→ **ENTRIES PROVIDED**:
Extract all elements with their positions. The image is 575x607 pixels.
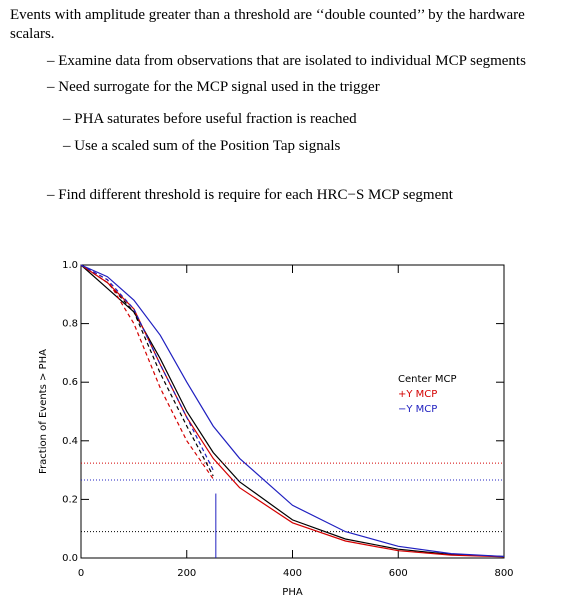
x-tick-label: 0 [78,568,84,579]
x-tick-label: 800 [494,568,513,579]
legend-entry: +Y MCP [398,389,437,400]
y-tick-label: 0.0 [62,553,78,564]
y-tick-label: 0.8 [62,319,78,330]
x-tick-label: 400 [283,568,302,579]
y-tick-label: 0.6 [62,377,78,388]
x-tick-label: 600 [389,568,408,579]
legend-entry: Center MCP [398,374,456,385]
y-tick-label: 0.2 [62,494,78,505]
dashed-curve [80,264,214,477]
bullet: – Examine data from observations that ar… [47,53,526,69]
bullet: – PHA saturates before useful fraction i… [63,111,357,127]
y-tick-label: 0.4 [62,436,78,447]
bullet: – Need surrogate for the MCP signal used… [47,79,380,95]
x-tick-label: 200 [177,568,196,579]
y-axis-label: Fraction of Events > PHA [38,349,49,474]
legend-entry: −Y MCP [398,404,437,415]
dashed-curve [80,264,214,480]
intro-text: Events with amplitude greater than a thr… [10,7,525,42]
plot-frame [80,264,505,559]
curve [80,264,505,558]
x-axis-label: PHA [282,587,303,598]
bullet: – Use a scaled sum of the Position Tap s… [63,138,341,154]
curve [80,264,505,558]
bullet: – Find different threshold is require fo… [47,187,453,203]
dashed-curve [80,264,214,471]
curve [80,264,505,558]
y-tick-label: 1.0 [62,260,78,271]
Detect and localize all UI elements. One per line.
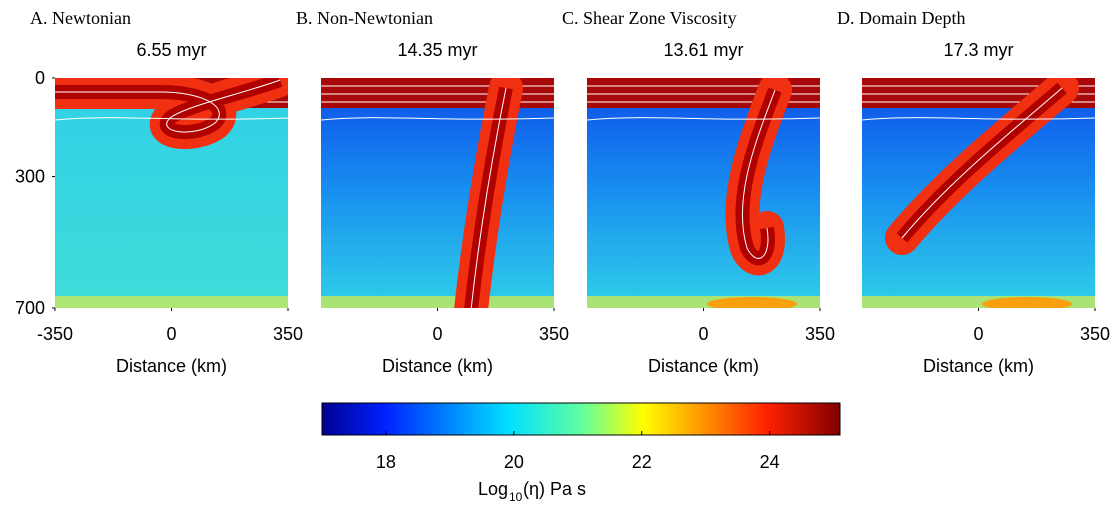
panel-time: 14.35 myr <box>397 40 477 60</box>
colorbar-tick-label: 22 <box>632 452 652 472</box>
x-tick-label: 350 <box>1080 324 1110 344</box>
x-tick-label: 350 <box>273 324 303 344</box>
bottom-spot <box>982 297 1072 308</box>
y-tick-label: 0 <box>35 68 45 88</box>
viscosity-field <box>862 78 1095 308</box>
bottom-layer <box>321 296 554 308</box>
viscosity-field <box>321 78 554 308</box>
x-tick-label: 0 <box>973 324 983 344</box>
panel-title: A. Newtonian <box>30 8 131 28</box>
panel-time: 13.61 myr <box>663 40 743 60</box>
x-axis-label: Distance (km) <box>923 356 1034 376</box>
mantle <box>862 78 1095 308</box>
mantle <box>321 78 554 308</box>
colorbar-label: Log <box>478 479 508 499</box>
contour <box>55 117 288 121</box>
panel <box>862 78 1095 308</box>
contour <box>321 117 554 121</box>
panel-time: 6.55 myr <box>136 40 206 60</box>
panel-title: B. Non-Newtonian <box>296 8 433 28</box>
x-tick-label: 0 <box>698 324 708 344</box>
y-tick-label: 300 <box>15 167 45 187</box>
x-tick-label: 350 <box>539 324 569 344</box>
panel <box>321 78 554 308</box>
mantle <box>587 78 820 308</box>
x-tick-label: -350 <box>37 324 73 344</box>
panel <box>55 78 288 308</box>
colorbar <box>321 402 841 436</box>
bottom-layer <box>55 296 288 308</box>
panel <box>587 78 820 308</box>
contour <box>470 87 507 308</box>
bottom-spot <box>707 297 797 308</box>
contour <box>587 117 820 121</box>
y-tick-label: 700 <box>15 298 45 318</box>
contour <box>901 87 1063 239</box>
contour <box>55 79 281 133</box>
x-axis-label: Distance (km) <box>648 356 759 376</box>
x-tick-label: 0 <box>432 324 442 344</box>
colorbar-tick-label: 18 <box>376 452 396 472</box>
contour <box>741 89 776 259</box>
panel-time: 17.3 myr <box>943 40 1013 60</box>
x-tick-label: 0 <box>166 324 176 344</box>
colorbar-label-sub: 10 <box>509 490 523 504</box>
panel-title: D. Domain Depth <box>837 8 965 28</box>
x-tick-label: 350 <box>805 324 835 344</box>
viscosity-field <box>587 78 820 308</box>
panel-title: C. Shear Zone Viscosity <box>562 8 737 28</box>
colorbar-tick-label: 20 <box>504 452 524 472</box>
viscosity-field <box>55 78 288 308</box>
x-axis-label: Distance (km) <box>116 356 227 376</box>
contour <box>862 117 1095 121</box>
colorbar-tick-label: 24 <box>760 452 780 472</box>
x-axis-label: Distance (km) <box>382 356 493 376</box>
colorbar-label: (η) Pa s <box>523 479 586 499</box>
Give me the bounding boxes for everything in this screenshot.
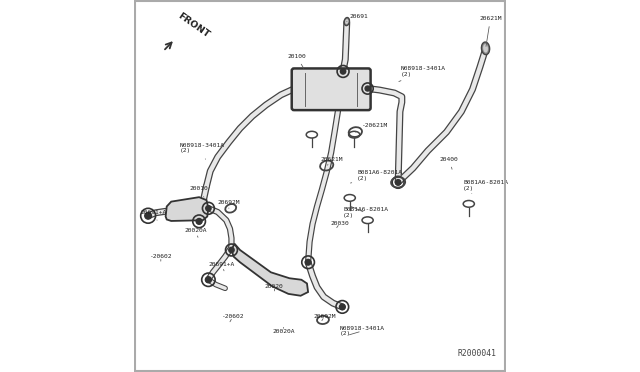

→ **STATED GOAL**:
Retype all of the items above line for line without changing anything, and leave the pictures out.

→ **OUTPUT**:
Extract all elements with their positions. The image is 575x607 pixels.
x-tick-label: 0 [78,568,84,579]
x-tick-label: 800 [494,568,513,579]
legend-entry: +Y MCP [398,389,437,400]
y-tick-label: 0.0 [62,553,78,564]
y-tick-label: 0.8 [62,319,78,330]
x-tick-label: 400 [283,568,302,579]
y-tick-label: 0.6 [62,377,78,388]
x-tick-label: 600 [389,568,408,579]
legend-entry: Center MCP [398,374,456,385]
y-tick-label: 0.2 [62,494,78,505]
dashed-curve [80,264,214,477]
bullet: – Examine data from observations that ar… [47,53,526,69]
bullet: – PHA saturates before useful fraction i… [63,111,357,127]
y-tick-label: 0.4 [62,436,78,447]
bullet: – Need surrogate for the MCP signal used… [47,79,380,95]
x-tick-label: 200 [177,568,196,579]
y-axis-label: Fraction of Events > PHA [38,349,49,474]
legend-entry: −Y MCP [398,404,437,415]
dashed-curve [80,264,214,480]
intro-text: Events with amplitude greater than a thr… [10,7,525,42]
plot-frame [80,264,505,559]
curve [80,264,505,558]
x-axis-label: PHA [282,587,303,598]
bullet: – Use a scaled sum of the Position Tap s… [63,138,341,154]
curve [80,264,505,558]
bullet: – Find different threshold is require fo… [47,187,453,203]
dashed-curve [80,264,214,471]
curve [80,264,505,558]
y-tick-label: 1.0 [62,260,78,271]
Detect and localize all UI elements. One per line.
panel-time: 14.35 myr <box>397 40 477 60</box>
colorbar-tick-label: 22 <box>632 452 652 472</box>
x-tick-label: 350 <box>1080 324 1110 344</box>
x-tick-label: 350 <box>273 324 303 344</box>
bottom-spot <box>982 297 1072 308</box>
y-tick-label: 0 <box>35 68 45 88</box>
viscosity-field <box>862 78 1095 308</box>
bottom-layer <box>321 296 554 308</box>
viscosity-field <box>321 78 554 308</box>
x-tick-label: 0 <box>973 324 983 344</box>
panel-title: A. Newtonian <box>30 8 131 28</box>
panel-time: 13.61 myr <box>663 40 743 60</box>
x-axis-label: Distance (km) <box>923 356 1034 376</box>
mantle <box>862 78 1095 308</box>
mantle <box>321 78 554 308</box>
colorbar-label: Log <box>478 479 508 499</box>
contour <box>55 117 288 121</box>
panel <box>862 78 1095 308</box>
contour <box>321 117 554 121</box>
panel-time: 6.55 myr <box>136 40 206 60</box>
panel-title: B. Non-Newtonian <box>296 8 433 28</box>
x-tick-label: 0 <box>698 324 708 344</box>
y-tick-label: 300 <box>15 167 45 187</box>
x-tick-label: 350 <box>539 324 569 344</box>
panel <box>321 78 554 308</box>
mantle <box>587 78 820 308</box>
x-tick-label: -350 <box>37 324 73 344</box>
panel <box>55 78 288 308</box>
colorbar <box>321 402 841 436</box>
bottom-layer <box>55 296 288 308</box>
panel <box>587 78 820 308</box>
contour <box>470 87 507 308</box>
bottom-spot <box>707 297 797 308</box>
contour <box>587 117 820 121</box>
y-tick-label: 700 <box>15 298 45 318</box>
contour <box>901 87 1063 239</box>
contour <box>55 79 281 133</box>
x-axis-label: Distance (km) <box>648 356 759 376</box>
x-tick-label: 0 <box>432 324 442 344</box>
colorbar-tick-label: 18 <box>376 452 396 472</box>
contour <box>741 89 776 259</box>
panel-time: 17.3 myr <box>943 40 1013 60</box>
x-tick-label: 0 <box>166 324 176 344</box>
colorbar-label-sub: 10 <box>509 490 523 504</box>
panel-title: D. Domain Depth <box>837 8 965 28</box>
x-tick-label: 350 <box>805 324 835 344</box>
viscosity-field <box>587 78 820 308</box>
panel-title: C. Shear Zone Viscosity <box>562 8 737 28</box>
colorbar-tick-label: 20 <box>504 452 524 472</box>
viscosity-field <box>55 78 288 308</box>
x-axis-label: Distance (km) <box>116 356 227 376</box>
contour <box>862 117 1095 121</box>
colorbar-tick-label: 24 <box>760 452 780 472</box>
x-axis-label: Distance (km) <box>382 356 493 376</box>
colorbar-label: (η) Pa s <box>523 479 586 499</box>
Give me the bounding boxes for everything in this screenshot.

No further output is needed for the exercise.